= Required task =
Keep the pictures out of the copy and repeat the records exactly.

___ Given records ___

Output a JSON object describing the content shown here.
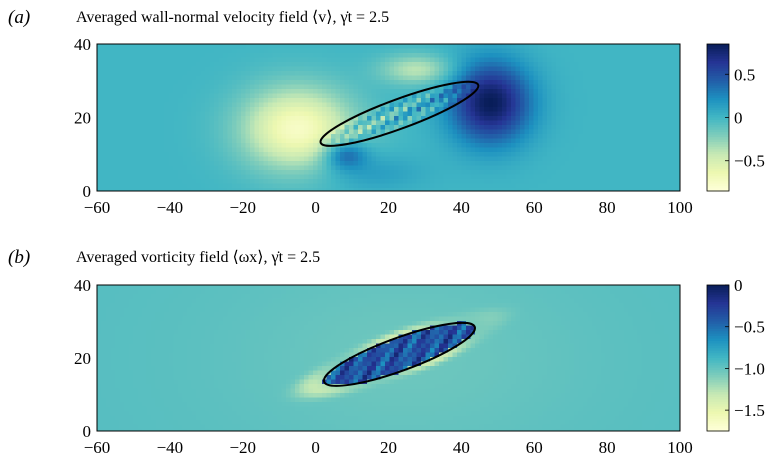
{
  "chart_data": [
    {
      "type": "heatmap",
      "panel_label": "(a)",
      "title": "Averaged wall-normal velocity field ⟨v⟩, γ̇t = 2.5",
      "xlim": [
        -60,
        100
      ],
      "ylim": [
        0,
        40
      ],
      "xticks": [
        "−60",
        "−40",
        "−20",
        "0",
        "20",
        "40",
        "60",
        "80",
        "100"
      ],
      "yticks": [
        "0",
        "20",
        "40"
      ],
      "colorbar": {
        "range": [
          -0.85,
          0.85
        ],
        "ticks": [
          "0.5",
          "0",
          "−0.5"
        ],
        "tick_values": [
          0.5,
          0,
          -0.5
        ]
      },
      "colormap": [
        "#ffffd9",
        "#edf8b1",
        "#c7e9b4",
        "#7fcdbb",
        "#41b6c4",
        "#1d91c0",
        "#225ea8",
        "#253494",
        "#081d58"
      ],
      "ellipse": {
        "center": [
          23,
          21
        ],
        "semi_axes": [
          23,
          4
        ],
        "angle_deg": 20
      },
      "features": [
        {
          "kind": "negative",
          "center": [
            -5,
            17
          ],
          "amplitude": -0.75,
          "extent": [
            15,
            11
          ]
        },
        {
          "kind": "positive",
          "center": [
            48,
            24
          ],
          "amplitude": 0.85,
          "extent": [
            11,
            11
          ]
        },
        {
          "kind": "positive",
          "center": [
            8,
            10
          ],
          "amplitude": 0.5,
          "extent": [
            6,
            4
          ]
        },
        {
          "kind": "negative",
          "center": [
            28,
            33
          ],
          "amplitude": -0.4,
          "extent": [
            10,
            4
          ]
        },
        {
          "kind": "positive",
          "center": [
            15,
            5
          ],
          "amplitude": 0.15,
          "extent": [
            14,
            5
          ]
        }
      ]
    },
    {
      "type": "heatmap",
      "panel_label": "(b)",
      "title": "Averaged vorticity field ⟨ωx⟩, γ̇t = 2.5",
      "xlim": [
        -60,
        100
      ],
      "ylim": [
        0,
        40
      ],
      "xticks": [
        "−60",
        "−40",
        "−20",
        "0",
        "20",
        "40",
        "60",
        "80",
        "100"
      ],
      "yticks": [
        "0",
        "20",
        "40"
      ],
      "colorbar": {
        "range": [
          -1.75,
          0
        ],
        "ticks": [
          "0",
          "−0.5",
          "−1.0",
          "−1.5"
        ],
        "tick_values": [
          0,
          -0.5,
          -1.0,
          -1.5
        ]
      },
      "colormap": [
        "#ffffd9",
        "#edf8b1",
        "#c7e9b4",
        "#7fcdbb",
        "#41b6c4",
        "#1d91c0",
        "#225ea8",
        "#253494",
        "#081d58"
      ],
      "ellipse": {
        "center": [
          23,
          21
        ],
        "semi_axes": [
          22,
          4.5
        ],
        "angle_deg": 20
      },
      "background_value": -0.95,
      "inside_value": -0.3,
      "halo_value": -1.3
    }
  ]
}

___

= Solution =
Output a JSON object describing the content shown here.
{
  "chart_data": [
    {
      "type": "heatmap",
      "panel_label": "(a)",
      "title": "Averaged wall-normal velocity field ⟨v⟩, γ̇t = 2.5",
      "xlim": [
        -60,
        100
      ],
      "ylim": [
        0,
        40
      ],
      "xticks": [
        "−60",
        "−40",
        "−20",
        "0",
        "20",
        "40",
        "60",
        "80",
        "100"
      ],
      "yticks": [
        "0",
        "20",
        "40"
      ],
      "colorbar": {
        "range": [
          -0.85,
          0.85
        ],
        "ticks": [
          "0.5",
          "0",
          "−0.5"
        ],
        "tick_values": [
          0.5,
          0,
          -0.5
        ]
      },
      "colormap": [
        "#ffffd9",
        "#edf8b1",
        "#c7e9b4",
        "#7fcdbb",
        "#41b6c4",
        "#1d91c0",
        "#225ea8",
        "#253494",
        "#081d58"
      ],
      "ellipse": {
        "center": [
          23,
          21
        ],
        "semi_axes": [
          23,
          4
        ],
        "angle_deg": 20
      },
      "features": [
        {
          "kind": "negative",
          "center": [
            -5,
            17
          ],
          "amplitude": -0.75,
          "extent": [
            15,
            11
          ]
        },
        {
          "kind": "positive",
          "center": [
            48,
            24
          ],
          "amplitude": 0.85,
          "extent": [
            11,
            11
          ]
        },
        {
          "kind": "positive",
          "center": [
            8,
            10
          ],
          "amplitude": 0.5,
          "extent": [
            6,
            4
          ]
        },
        {
          "kind": "negative",
          "center": [
            28,
            33
          ],
          "amplitude": -0.4,
          "extent": [
            10,
            4
          ]
        },
        {
          "kind": "positive",
          "center": [
            15,
            5
          ],
          "amplitude": 0.15,
          "extent": [
            14,
            5
          ]
        }
      ]
    },
    {
      "type": "heatmap",
      "panel_label": "(b)",
      "title": "Averaged vorticity field ⟨ωx⟩, γ̇t = 2.5",
      "xlim": [
        -60,
        100
      ],
      "ylim": [
        0,
        40
      ],
      "xticks": [
        "−60",
        "−40",
        "−20",
        "0",
        "20",
        "40",
        "60",
        "80",
        "100"
      ],
      "yticks": [
        "0",
        "20",
        "40"
      ],
      "colorbar": {
        "range": [
          -1.75,
          0
        ],
        "ticks": [
          "0",
          "−0.5",
          "−1.0",
          "−1.5"
        ],
        "tick_values": [
          0,
          -0.5,
          -1.0,
          -1.5
        ]
      },
      "colormap": [
        "#ffffd9",
        "#edf8b1",
        "#c7e9b4",
        "#7fcdbb",
        "#41b6c4",
        "#1d91c0",
        "#225ea8",
        "#253494",
        "#081d58"
      ],
      "ellipse": {
        "center": [
          23,
          21
        ],
        "semi_axes": [
          22,
          4.5
        ],
        "angle_deg": 20
      },
      "background_value": -0.95,
      "inside_value": -0.3,
      "halo_value": -1.3
    }
  ]
}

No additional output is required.